__Reading passage__.

Start of Block

In the last time I worked a lot with the Freepasval compiler. In the GUI 
version it shows the compilation time so it is a perfect tool for
benchmarking. The results are very interresting.

The computer: Pentium 4, SSD PATA disk, 512MB RAM

The task: Compilation of the full Blocek source ("Build all") - 64603 lines
of code using FreePascal 3.2.0 (GUI)

End of Block

__Material provided__.

Start of Block

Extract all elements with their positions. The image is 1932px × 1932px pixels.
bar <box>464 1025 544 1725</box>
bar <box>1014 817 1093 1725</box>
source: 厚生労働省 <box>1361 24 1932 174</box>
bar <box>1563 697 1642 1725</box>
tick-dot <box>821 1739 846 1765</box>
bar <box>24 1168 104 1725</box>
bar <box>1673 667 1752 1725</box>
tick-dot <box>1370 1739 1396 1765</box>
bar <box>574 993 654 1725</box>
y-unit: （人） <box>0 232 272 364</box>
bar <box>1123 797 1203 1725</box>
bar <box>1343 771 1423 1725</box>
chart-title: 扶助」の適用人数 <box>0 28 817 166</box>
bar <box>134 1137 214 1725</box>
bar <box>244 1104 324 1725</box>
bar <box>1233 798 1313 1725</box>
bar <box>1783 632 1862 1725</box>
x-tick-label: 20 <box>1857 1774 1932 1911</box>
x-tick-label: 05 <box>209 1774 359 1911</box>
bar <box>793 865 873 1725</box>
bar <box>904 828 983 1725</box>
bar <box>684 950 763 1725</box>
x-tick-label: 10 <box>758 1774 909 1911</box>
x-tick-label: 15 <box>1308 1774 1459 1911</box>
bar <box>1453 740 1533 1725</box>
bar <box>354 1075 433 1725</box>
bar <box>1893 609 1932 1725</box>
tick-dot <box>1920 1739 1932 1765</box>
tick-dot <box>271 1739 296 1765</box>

End of Block

__Activities__.
a – Copy the compiler benchmark note word for word, starting with "The computer: Pentium" and going on through "FreePascal 3.2.0 (GUI)".
b – Answer these from the compiler benchmark note:
(i) How much RAM does the computer have?
(ii) How many lines of code are in the full Blocek source?
(iii) Which version of FreePascal is used?
The entries are separate material and have nothing to do with the compiler benchmark note.

__Answers for each item__.
a –
The computer: Pentium 4, SSD PATA disk, 512MB RAM

The task: Compilation of the full Blocek source ("Build all") - 64603 lines
of code using FreePascal 3.2.0 (GUI)

b –
(i) 512MB
(ii) 64603
(iii) 3.2.0